> Requirements
Your task is to copy the listing exactly, with the pictures left out.

Data records:
****************

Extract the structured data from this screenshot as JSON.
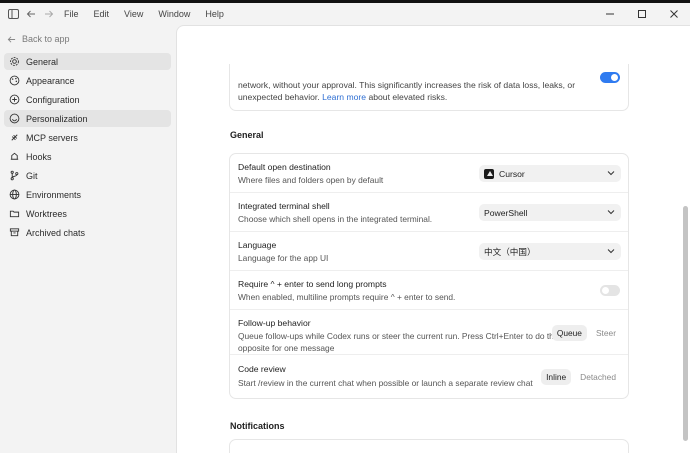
{
  "menu": [
    "File",
    "Edit",
    "View",
    "Window",
    "Help"
  ],
  "sidebar": {
    "back_label": "Back to app",
    "items": [
      {
        "label": "General",
        "icon": "gear-icon",
        "active": true
      },
      {
        "label": "Appearance",
        "icon": "palette-icon",
        "active": false
      },
      {
        "label": "Configuration",
        "icon": "settings-icon",
        "active": false
      },
      {
        "label": "Personalization",
        "icon": "sparkle-icon",
        "active": true
      },
      {
        "label": "MCP servers",
        "icon": "plug-icon",
        "active": false
      },
      {
        "label": "Hooks",
        "icon": "hook-icon",
        "active": false
      },
      {
        "label": "Git",
        "icon": "git-branch-icon",
        "active": false
      },
      {
        "label": "Environments",
        "icon": "globe-icon",
        "active": false
      },
      {
        "label": "Worktrees",
        "icon": "folder-tree-icon",
        "active": false
      },
      {
        "label": "Archived chats",
        "icon": "archive-icon",
        "active": false
      }
    ]
  },
  "warning": {
    "text": "network, without your approval. This significantly increases the risk of data loss, leaks, or unexpected behavior.",
    "link": "Learn more",
    "text_after": "about elevated risks.",
    "enabled": true
  },
  "general": {
    "title": "General",
    "rows": {
      "open_destination": {
        "title": "Default open destination",
        "desc": "Where files and folders open by default",
        "value": "Cursor"
      },
      "terminal": {
        "title": "Integrated terminal shell",
        "desc": "Choose which shell opens in the integrated terminal.",
        "value": "PowerShell"
      },
      "language": {
        "title": "Language",
        "desc": "Language for the app UI",
        "value": "中文（中国）"
      },
      "long_prompts": {
        "title": "Require ^ + enter to send long prompts",
        "desc": "When enabled, multiline prompts require ^ + enter to send.",
        "enabled": false
      },
      "followup": {
        "title": "Follow-up behavior",
        "desc_1": "Queue follow-ups while Codex runs or steer the current run. Press Ctrl+Enter to do the",
        "desc_2": "opposite for one message",
        "opt_a": "Queue",
        "opt_b": "Steer"
      },
      "code_review": {
        "title": "Code review",
        "desc": "Start /review in the current chat when possible or launch a separate review chat",
        "opt_a": "Inline",
        "opt_b": "Detached"
      }
    }
  },
  "notifications": {
    "title": "Notifications"
  },
  "colors": {
    "accent": "#2f7bf0",
    "link": "#2f6fd3"
  }
}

****************

> Written reply
Extract the structured data from this screenshot as JSON.
{
  "menu": [
    "File",
    "Edit",
    "View",
    "Window",
    "Help"
  ],
  "sidebar": {
    "back_label": "Back to app",
    "items": [
      {
        "label": "General",
        "icon": "gear-icon",
        "active": true
      },
      {
        "label": "Appearance",
        "icon": "palette-icon",
        "active": false
      },
      {
        "label": "Configuration",
        "icon": "settings-icon",
        "active": false
      },
      {
        "label": "Personalization",
        "icon": "sparkle-icon",
        "active": true
      },
      {
        "label": "MCP servers",
        "icon": "plug-icon",
        "active": false
      },
      {
        "label": "Hooks",
        "icon": "hook-icon",
        "active": false
      },
      {
        "label": "Git",
        "icon": "git-branch-icon",
        "active": false
      },
      {
        "label": "Environments",
        "icon": "globe-icon",
        "active": false
      },
      {
        "label": "Worktrees",
        "icon": "folder-tree-icon",
        "active": false
      },
      {
        "label": "Archived chats",
        "icon": "archive-icon",
        "active": false
      }
    ]
  },
  "warning": {
    "text": "network, without your approval. This significantly increases the risk of data loss, leaks, or unexpected behavior.",
    "link": "Learn more",
    "text_after": "about elevated risks.",
    "enabled": true
  },
  "general": {
    "title": "General",
    "rows": {
      "open_destination": {
        "title": "Default open destination",
        "desc": "Where files and folders open by default",
        "value": "Cursor"
      },
      "terminal": {
        "title": "Integrated terminal shell",
        "desc": "Choose which shell opens in the integrated terminal.",
        "value": "PowerShell"
      },
      "language": {
        "title": "Language",
        "desc": "Language for the app UI",
        "value": "中文（中国）"
      },
      "long_prompts": {
        "title": "Require ^ + enter to send long prompts",
        "desc": "When enabled, multiline prompts require ^ + enter to send.",
        "enabled": false
      },
      "followup": {
        "title": "Follow-up behavior",
        "desc_1": "Queue follow-ups while Codex runs or steer the current run. Press Ctrl+Enter to do the",
        "desc_2": "opposite for one message",
        "opt_a": "Queue",
        "opt_b": "Steer"
      },
      "code_review": {
        "title": "Code review",
        "desc": "Start /review in the current chat when possible or launch a separate review chat",
        "opt_a": "Inline",
        "opt_b": "Detached"
      }
    }
  },
  "notifications": {
    "title": "Notifications"
  },
  "colors": {
    "accent": "#2f7bf0",
    "link": "#2f6fd3"
  }
}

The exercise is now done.